Written instruction >> Please write out the complete listing that follows, exactly as it reads.

Dataset entries >>

:::

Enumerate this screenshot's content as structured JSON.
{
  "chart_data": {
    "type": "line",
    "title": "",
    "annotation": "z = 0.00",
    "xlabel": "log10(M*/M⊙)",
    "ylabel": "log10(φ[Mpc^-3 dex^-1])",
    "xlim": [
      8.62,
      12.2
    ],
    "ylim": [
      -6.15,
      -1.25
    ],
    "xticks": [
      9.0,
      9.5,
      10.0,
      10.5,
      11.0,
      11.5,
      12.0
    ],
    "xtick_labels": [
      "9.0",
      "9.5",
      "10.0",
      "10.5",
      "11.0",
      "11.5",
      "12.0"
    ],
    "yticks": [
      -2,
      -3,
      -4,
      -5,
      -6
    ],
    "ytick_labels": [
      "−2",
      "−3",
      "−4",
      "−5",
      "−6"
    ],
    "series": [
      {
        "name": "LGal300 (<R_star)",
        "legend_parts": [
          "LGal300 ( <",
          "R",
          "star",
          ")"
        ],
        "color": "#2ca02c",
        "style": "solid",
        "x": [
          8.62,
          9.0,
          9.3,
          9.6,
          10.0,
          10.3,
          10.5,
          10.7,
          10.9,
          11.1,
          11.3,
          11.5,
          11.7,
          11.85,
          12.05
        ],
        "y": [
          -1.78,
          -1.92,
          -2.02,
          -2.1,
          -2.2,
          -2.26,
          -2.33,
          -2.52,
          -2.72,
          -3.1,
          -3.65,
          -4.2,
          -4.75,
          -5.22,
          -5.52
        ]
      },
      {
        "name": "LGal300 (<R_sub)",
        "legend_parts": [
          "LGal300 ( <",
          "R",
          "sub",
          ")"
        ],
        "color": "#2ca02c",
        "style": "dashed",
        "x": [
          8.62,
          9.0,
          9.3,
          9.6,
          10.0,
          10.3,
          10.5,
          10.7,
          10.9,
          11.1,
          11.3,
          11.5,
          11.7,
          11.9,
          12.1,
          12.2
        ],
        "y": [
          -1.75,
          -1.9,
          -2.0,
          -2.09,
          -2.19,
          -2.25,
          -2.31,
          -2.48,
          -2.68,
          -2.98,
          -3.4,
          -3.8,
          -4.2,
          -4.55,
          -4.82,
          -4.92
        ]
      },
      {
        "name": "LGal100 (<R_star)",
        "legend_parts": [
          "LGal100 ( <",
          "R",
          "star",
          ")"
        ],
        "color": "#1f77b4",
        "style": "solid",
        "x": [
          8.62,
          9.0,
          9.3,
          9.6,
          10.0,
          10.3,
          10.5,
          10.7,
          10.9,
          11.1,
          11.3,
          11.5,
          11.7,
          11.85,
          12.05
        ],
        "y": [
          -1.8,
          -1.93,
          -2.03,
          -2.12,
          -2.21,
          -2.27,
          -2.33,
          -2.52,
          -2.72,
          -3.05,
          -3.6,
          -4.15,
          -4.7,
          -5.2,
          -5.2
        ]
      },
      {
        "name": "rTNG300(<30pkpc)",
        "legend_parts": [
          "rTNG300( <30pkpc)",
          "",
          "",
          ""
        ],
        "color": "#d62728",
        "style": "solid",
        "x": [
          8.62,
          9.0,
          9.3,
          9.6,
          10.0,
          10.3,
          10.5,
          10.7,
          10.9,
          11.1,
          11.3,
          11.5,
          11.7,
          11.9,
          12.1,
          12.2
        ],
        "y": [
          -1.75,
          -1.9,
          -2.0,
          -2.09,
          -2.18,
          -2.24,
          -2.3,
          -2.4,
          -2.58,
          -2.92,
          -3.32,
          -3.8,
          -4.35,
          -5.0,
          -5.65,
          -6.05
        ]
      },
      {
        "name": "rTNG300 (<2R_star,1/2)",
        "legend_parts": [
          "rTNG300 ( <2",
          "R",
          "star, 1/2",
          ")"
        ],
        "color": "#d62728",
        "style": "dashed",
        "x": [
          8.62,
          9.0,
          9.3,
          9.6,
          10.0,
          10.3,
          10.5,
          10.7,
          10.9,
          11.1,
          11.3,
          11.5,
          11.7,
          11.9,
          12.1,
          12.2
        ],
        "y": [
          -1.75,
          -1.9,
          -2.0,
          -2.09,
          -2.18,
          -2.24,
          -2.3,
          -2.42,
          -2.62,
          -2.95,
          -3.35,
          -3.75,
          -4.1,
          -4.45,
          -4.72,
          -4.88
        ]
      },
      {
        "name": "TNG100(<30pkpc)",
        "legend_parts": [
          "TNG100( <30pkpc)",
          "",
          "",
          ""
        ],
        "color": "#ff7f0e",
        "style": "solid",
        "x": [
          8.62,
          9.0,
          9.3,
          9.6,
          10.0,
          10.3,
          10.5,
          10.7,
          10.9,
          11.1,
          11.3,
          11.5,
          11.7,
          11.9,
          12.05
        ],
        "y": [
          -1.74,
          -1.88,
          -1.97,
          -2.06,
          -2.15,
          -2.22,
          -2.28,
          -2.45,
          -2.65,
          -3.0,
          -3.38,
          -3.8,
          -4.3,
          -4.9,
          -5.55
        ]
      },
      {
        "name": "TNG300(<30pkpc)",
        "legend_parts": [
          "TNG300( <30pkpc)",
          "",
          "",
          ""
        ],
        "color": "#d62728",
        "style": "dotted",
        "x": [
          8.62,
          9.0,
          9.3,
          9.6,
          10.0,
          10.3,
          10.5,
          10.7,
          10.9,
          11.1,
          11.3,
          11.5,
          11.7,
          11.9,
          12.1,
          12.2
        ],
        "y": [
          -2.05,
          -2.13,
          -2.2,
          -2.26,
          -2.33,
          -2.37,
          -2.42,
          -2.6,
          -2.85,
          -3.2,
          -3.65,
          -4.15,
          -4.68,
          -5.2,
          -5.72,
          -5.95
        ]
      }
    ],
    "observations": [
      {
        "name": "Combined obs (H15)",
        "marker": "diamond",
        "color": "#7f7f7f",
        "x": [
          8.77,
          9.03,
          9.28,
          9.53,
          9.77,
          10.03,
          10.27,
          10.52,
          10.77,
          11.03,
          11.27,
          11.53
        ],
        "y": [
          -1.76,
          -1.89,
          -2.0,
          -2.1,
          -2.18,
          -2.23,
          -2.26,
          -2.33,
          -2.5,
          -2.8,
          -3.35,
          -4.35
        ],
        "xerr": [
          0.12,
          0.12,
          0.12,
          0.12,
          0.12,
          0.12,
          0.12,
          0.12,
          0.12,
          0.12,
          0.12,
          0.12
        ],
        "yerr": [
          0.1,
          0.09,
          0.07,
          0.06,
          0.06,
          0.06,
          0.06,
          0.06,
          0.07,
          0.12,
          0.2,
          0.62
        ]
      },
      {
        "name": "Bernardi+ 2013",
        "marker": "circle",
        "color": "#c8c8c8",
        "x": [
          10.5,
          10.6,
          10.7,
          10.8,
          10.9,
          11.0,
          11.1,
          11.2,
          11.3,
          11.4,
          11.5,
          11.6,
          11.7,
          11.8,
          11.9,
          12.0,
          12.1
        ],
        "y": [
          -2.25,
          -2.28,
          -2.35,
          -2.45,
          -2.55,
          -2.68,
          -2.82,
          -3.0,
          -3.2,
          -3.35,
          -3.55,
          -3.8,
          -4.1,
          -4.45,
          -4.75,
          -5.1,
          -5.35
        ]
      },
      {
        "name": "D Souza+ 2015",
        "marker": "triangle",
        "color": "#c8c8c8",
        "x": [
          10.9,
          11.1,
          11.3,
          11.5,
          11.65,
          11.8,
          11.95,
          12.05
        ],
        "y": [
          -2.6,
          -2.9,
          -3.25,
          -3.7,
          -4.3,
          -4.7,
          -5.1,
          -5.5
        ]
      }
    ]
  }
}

:::

Exercise result >>
Enumerate this screenshot's content as structured JSON.
{
  "chart_data": {
    "type": "line",
    "title": "",
    "annotation": "z = 0.00",
    "xlabel": "log10(M*/M⊙)",
    "ylabel": "log10(φ[Mpc^-3 dex^-1])",
    "xlim": [
      8.62,
      12.2
    ],
    "ylim": [
      -6.15,
      -1.25
    ],
    "xticks": [
      9.0,
      9.5,
      10.0,
      10.5,
      11.0,
      11.5,
      12.0
    ],
    "xtick_labels": [
      "9.0",
      "9.5",
      "10.0",
      "10.5",
      "11.0",
      "11.5",
      "12.0"
    ],
    "yticks": [
      -2,
      -3,
      -4,
      -5,
      -6
    ],
    "ytick_labels": [
      "−2",
      "−3",
      "−4",
      "−5",
      "−6"
    ],
    "series": [
      {
        "name": "LGal300 (<R_star)",
        "legend_parts": [
          "LGal300 ( <",
          "R",
          "star",
          ")"
        ],
        "color": "#2ca02c",
        "style": "solid",
        "x": [
          8.62,
          9.0,
          9.3,
          9.6,
          10.0,
          10.3,
          10.5,
          10.7,
          10.9,
          11.1,
          11.3,
          11.5,
          11.7,
          11.85,
          12.05
        ],
        "y": [
          -1.78,
          -1.92,
          -2.02,
          -2.1,
          -2.2,
          -2.26,
          -2.33,
          -2.52,
          -2.72,
          -3.1,
          -3.65,
          -4.2,
          -4.75,
          -5.22,
          -5.52
        ]
      },
      {
        "name": "LGal300 (<R_sub)",
        "legend_parts": [
          "LGal300 ( <",
          "R",
          "sub",
          ")"
        ],
        "color": "#2ca02c",
        "style": "dashed",
        "x": [
          8.62,
          9.0,
          9.3,
          9.6,
          10.0,
          10.3,
          10.5,
          10.7,
          10.9,
          11.1,
          11.3,
          11.5,
          11.7,
          11.9,
          12.1,
          12.2
        ],
        "y": [
          -1.75,
          -1.9,
          -2.0,
          -2.09,
          -2.19,
          -2.25,
          -2.31,
          -2.48,
          -2.68,
          -2.98,
          -3.4,
          -3.8,
          -4.2,
          -4.55,
          -4.82,
          -4.92
        ]
      },
      {
        "name": "LGal100 (<R_star)",
        "legend_parts": [
          "LGal100 ( <",
          "R",
          "star",
          ")"
        ],
        "color": "#1f77b4",
        "style": "solid",
        "x": [
          8.62,
          9.0,
          9.3,
          9.6,
          10.0,
          10.3,
          10.5,
          10.7,
          10.9,
          11.1,
          11.3,
          11.5,
          11.7,
          11.85,
          12.05
        ],
        "y": [
          -1.8,
          -1.93,
          -2.03,
          -2.12,
          -2.21,
          -2.27,
          -2.33,
          -2.52,
          -2.72,
          -3.05,
          -3.6,
          -4.15,
          -4.7,
          -5.2,
          -5.2
        ]
      },
      {
        "name": "rTNG300(<30pkpc)",
        "legend_parts": [
          "rTNG300( <30pkpc)",
          "",
          "",
          ""
        ],
        "color": "#d62728",
        "style": "solid",
        "x": [
          8.62,
          9.0,
          9.3,
          9.6,
          10.0,
          10.3,
          10.5,
          10.7,
          10.9,
          11.1,
          11.3,
          11.5,
          11.7,
          11.9,
          12.1,
          12.2
        ],
        "y": [
          -1.75,
          -1.9,
          -2.0,
          -2.09,
          -2.18,
          -2.24,
          -2.3,
          -2.4,
          -2.58,
          -2.92,
          -3.32,
          -3.8,
          -4.35,
          -5.0,
          -5.65,
          -6.05
        ]
      },
      {
        "name": "rTNG300 (<2R_star,1/2)",
        "legend_parts": [
          "rTNG300 ( <2",
          "R",
          "star, 1/2",
          ")"
        ],
        "color": "#d62728",
        "style": "dashed",
        "x": [
          8.62,
          9.0,
          9.3,
          9.6,
          10.0,
          10.3,
          10.5,
          10.7,
          10.9,
          11.1,
          11.3,
          11.5,
          11.7,
          11.9,
          12.1,
          12.2
        ],
        "y": [
          -1.75,
          -1.9,
          -2.0,
          -2.09,
          -2.18,
          -2.24,
          -2.3,
          -2.42,
          -2.62,
          -2.95,
          -3.35,
          -3.75,
          -4.1,
          -4.45,
          -4.72,
          -4.88
        ]
      },
      {
        "name": "TNG100(<30pkpc)",
        "legend_parts": [
          "TNG100( <30pkpc)",
          "",
          "",
          ""
        ],
        "color": "#ff7f0e",
        "style": "solid",
        "x": [
          8.62,
          9.0,
          9.3,
          9.6,
          10.0,
          10.3,
          10.5,
          10.7,
          10.9,
          11.1,
          11.3,
          11.5,
          11.7,
          11.9,
          12.05
        ],
        "y": [
          -1.74,
          -1.88,
          -1.97,
          -2.06,
          -2.15,
          -2.22,
          -2.28,
          -2.45,
          -2.65,
          -3.0,
          -3.38,
          -3.8,
          -4.3,
          -4.9,
          -5.55
        ]
      },
      {
        "name": "TNG300(<30pkpc)",
        "legend_parts": [
          "TNG300( <30pkpc)",
          "",
          "",
          ""
        ],
        "color": "#d62728",
        "style": "dotted",
        "x": [
          8.62,
          9.0,
          9.3,
          9.6,
          10.0,
          10.3,
          10.5,
          10.7,
          10.9,
          11.1,
          11.3,
          11.5,
          11.7,
          11.9,
          12.1,
          12.2
        ],
        "y": [
          -2.05,
          -2.13,
          -2.2,
          -2.26,
          -2.33,
          -2.37,
          -2.42,
          -2.6,
          -2.85,
          -3.2,
          -3.65,
          -4.15,
          -4.68,
          -5.2,
          -5.72,
          -5.95
        ]
      }
    ],
    "observations": [
      {
        "name": "Combined obs (H15)",
        "marker": "diamond",
        "color": "#7f7f7f",
        "x": [
          8.77,
          9.03,
          9.28,
          9.53,
          9.77,
          10.03,
          10.27,
          10.52,
          10.77,
          11.03,
          11.27,
          11.53
        ],
        "y": [
          -1.76,
          -1.89,
          -2.0,
          -2.1,
          -2.18,
          -2.23,
          -2.26,
          -2.33,
          -2.5,
          -2.8,
          -3.35,
          -4.35
        ],
        "xerr": [
          0.12,
          0.12,
          0.12,
          0.12,
          0.12,
          0.12,
          0.12,
          0.12,
          0.12,
          0.12,
          0.12,
          0.12
        ],
        "yerr": [
          0.1,
          0.09,
          0.07,
          0.06,
          0.06,
          0.06,
          0.06,
          0.06,
          0.07,
          0.12,
          0.2,
          0.62
        ]
      },
      {
        "name": "Bernardi+ 2013",
        "marker": "circle",
        "color": "#c8c8c8",
        "x": [
          10.5,
          10.6,
          10.7,
          10.8,
          10.9,
          11.0,
          11.1,
          11.2,
          11.3,
          11.4,
          11.5,
          11.6,
          11.7,
          11.8,
          11.9,
          12.0,
          12.1
        ],
        "y": [
          -2.25,
          -2.28,
          -2.35,
          -2.45,
          -2.55,
          -2.68,
          -2.82,
          -3.0,
          -3.2,
          -3.35,
          -3.55,
          -3.8,
          -4.1,
          -4.45,
          -4.75,
          -5.1,
          -5.35
        ]
      },
      {
        "name": "D Souza+ 2015",
        "marker": "triangle",
        "color": "#c8c8c8",
        "x": [
          10.9,
          11.1,
          11.3,
          11.5,
          11.65,
          11.8,
          11.95,
          12.05
        ],
        "y": [
          -2.6,
          -2.9,
          -3.25,
          -3.7,
          -4.3,
          -4.7,
          -5.1,
          -5.5
        ]
      }
    ]
  }
}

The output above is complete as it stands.